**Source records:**
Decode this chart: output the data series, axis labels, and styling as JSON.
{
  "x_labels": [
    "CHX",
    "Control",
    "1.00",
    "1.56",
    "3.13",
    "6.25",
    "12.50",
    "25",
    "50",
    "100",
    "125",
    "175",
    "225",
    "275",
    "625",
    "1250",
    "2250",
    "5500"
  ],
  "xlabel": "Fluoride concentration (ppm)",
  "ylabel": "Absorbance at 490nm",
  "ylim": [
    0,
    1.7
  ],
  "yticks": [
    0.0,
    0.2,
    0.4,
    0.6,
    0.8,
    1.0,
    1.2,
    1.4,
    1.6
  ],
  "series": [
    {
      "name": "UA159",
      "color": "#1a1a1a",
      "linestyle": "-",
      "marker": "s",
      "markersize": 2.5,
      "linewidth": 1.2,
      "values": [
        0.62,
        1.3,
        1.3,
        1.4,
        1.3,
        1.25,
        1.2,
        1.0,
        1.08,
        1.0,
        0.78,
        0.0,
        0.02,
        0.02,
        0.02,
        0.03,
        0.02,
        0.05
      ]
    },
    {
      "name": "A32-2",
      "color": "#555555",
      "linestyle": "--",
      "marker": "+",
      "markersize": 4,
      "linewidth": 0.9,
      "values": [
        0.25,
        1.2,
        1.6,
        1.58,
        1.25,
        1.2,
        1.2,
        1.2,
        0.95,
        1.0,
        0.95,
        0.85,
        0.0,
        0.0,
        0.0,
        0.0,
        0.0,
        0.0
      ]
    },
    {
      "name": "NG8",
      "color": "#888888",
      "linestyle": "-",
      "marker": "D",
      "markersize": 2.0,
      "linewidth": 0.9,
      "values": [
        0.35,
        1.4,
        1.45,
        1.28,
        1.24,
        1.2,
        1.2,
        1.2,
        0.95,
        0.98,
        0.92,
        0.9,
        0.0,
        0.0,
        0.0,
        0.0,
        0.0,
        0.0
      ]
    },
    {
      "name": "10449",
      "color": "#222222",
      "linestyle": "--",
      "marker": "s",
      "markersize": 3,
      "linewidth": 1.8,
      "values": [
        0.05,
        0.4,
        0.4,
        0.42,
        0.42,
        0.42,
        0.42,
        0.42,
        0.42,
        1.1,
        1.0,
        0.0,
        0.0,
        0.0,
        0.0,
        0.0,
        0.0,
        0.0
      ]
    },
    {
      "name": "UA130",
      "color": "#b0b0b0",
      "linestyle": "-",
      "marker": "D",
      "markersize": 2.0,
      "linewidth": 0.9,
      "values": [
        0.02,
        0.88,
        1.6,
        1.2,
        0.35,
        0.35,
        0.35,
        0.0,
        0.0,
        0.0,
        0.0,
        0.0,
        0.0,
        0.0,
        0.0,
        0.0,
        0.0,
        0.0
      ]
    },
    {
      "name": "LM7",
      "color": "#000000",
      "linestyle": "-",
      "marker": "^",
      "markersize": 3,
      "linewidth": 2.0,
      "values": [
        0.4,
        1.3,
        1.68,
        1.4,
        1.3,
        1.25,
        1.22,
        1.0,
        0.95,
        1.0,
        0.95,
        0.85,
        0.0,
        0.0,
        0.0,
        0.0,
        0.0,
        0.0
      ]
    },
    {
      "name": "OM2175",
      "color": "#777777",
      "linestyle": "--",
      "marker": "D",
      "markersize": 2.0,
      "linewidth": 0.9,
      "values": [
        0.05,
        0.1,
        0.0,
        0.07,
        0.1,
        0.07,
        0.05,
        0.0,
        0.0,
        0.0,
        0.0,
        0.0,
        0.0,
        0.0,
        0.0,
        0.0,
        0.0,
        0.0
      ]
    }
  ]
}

**Task brief:** Write out the data exactly as it stands.

**Solution to this problem:**
Decode this chart: output the data series, axis labels, and styling as JSON.
{
  "x_labels": [
    "CHX",
    "Control",
    "1.00",
    "1.56",
    "3.13",
    "6.25",
    "12.50",
    "25",
    "50",
    "100",
    "125",
    "175",
    "225",
    "275",
    "625",
    "1250",
    "2250",
    "5500"
  ],
  "xlabel": "Fluoride concentration (ppm)",
  "ylabel": "Absorbance at 490nm",
  "ylim": [
    0,
    1.7
  ],
  "yticks": [
    0.0,
    0.2,
    0.4,
    0.6,
    0.8,
    1.0,
    1.2,
    1.4,
    1.6
  ],
  "series": [
    {
      "name": "UA159",
      "color": "#1a1a1a",
      "linestyle": "-",
      "marker": "s",
      "markersize": 2.5,
      "linewidth": 1.2,
      "values": [
        0.62,
        1.3,
        1.3,
        1.4,
        1.3,
        1.25,
        1.2,
        1.0,
        1.08,
        1.0,
        0.78,
        0.0,
        0.02,
        0.02,
        0.02,
        0.03,
        0.02,
        0.05
      ]
    },
    {
      "name": "A32-2",
      "color": "#555555",
      "linestyle": "--",
      "marker": "+",
      "markersize": 4,
      "linewidth": 0.9,
      "values": [
        0.25,
        1.2,
        1.6,
        1.58,
        1.25,
        1.2,
        1.2,
        1.2,
        0.95,
        1.0,
        0.95,
        0.85,
        0.0,
        0.0,
        0.0,
        0.0,
        0.0,
        0.0
      ]
    },
    {
      "name": "NG8",
      "color": "#888888",
      "linestyle": "-",
      "marker": "D",
      "markersize": 2.0,
      "linewidth": 0.9,
      "values": [
        0.35,
        1.4,
        1.45,
        1.28,
        1.24,
        1.2,
        1.2,
        1.2,
        0.95,
        0.98,
        0.92,
        0.9,
        0.0,
        0.0,
        0.0,
        0.0,
        0.0,
        0.0
      ]
    },
    {
      "name": "10449",
      "color": "#222222",
      "linestyle": "--",
      "marker": "s",
      "markersize": 3,
      "linewidth": 1.8,
      "values": [
        0.05,
        0.4,
        0.4,
        0.42,
        0.42,
        0.42,
        0.42,
        0.42,
        0.42,
        1.1,
        1.0,
        0.0,
        0.0,
        0.0,
        0.0,
        0.0,
        0.0,
        0.0
      ]
    },
    {
      "name": "UA130",
      "color": "#b0b0b0",
      "linestyle": "-",
      "marker": "D",
      "markersize": 2.0,
      "linewidth": 0.9,
      "values": [
        0.02,
        0.88,
        1.6,
        1.2,
        0.35,
        0.35,
        0.35,
        0.0,
        0.0,
        0.0,
        0.0,
        0.0,
        0.0,
        0.0,
        0.0,
        0.0,
        0.0,
        0.0
      ]
    },
    {
      "name": "LM7",
      "color": "#000000",
      "linestyle": "-",
      "marker": "^",
      "markersize": 3,
      "linewidth": 2.0,
      "values": [
        0.4,
        1.3,
        1.68,
        1.4,
        1.3,
        1.25,
        1.22,
        1.0,
        0.95,
        1.0,
        0.95,
        0.85,
        0.0,
        0.0,
        0.0,
        0.0,
        0.0,
        0.0
      ]
    },
    {
      "name": "OM2175",
      "color": "#777777",
      "linestyle": "--",
      "marker": "D",
      "markersize": 2.0,
      "linewidth": 0.9,
      "values": [
        0.05,
        0.1,
        0.0,
        0.07,
        0.1,
        0.07,
        0.05,
        0.0,
        0.0,
        0.0,
        0.0,
        0.0,
        0.0,
        0.0,
        0.0,
        0.0,
        0.0,
        0.0
      ]
    }
  ]
}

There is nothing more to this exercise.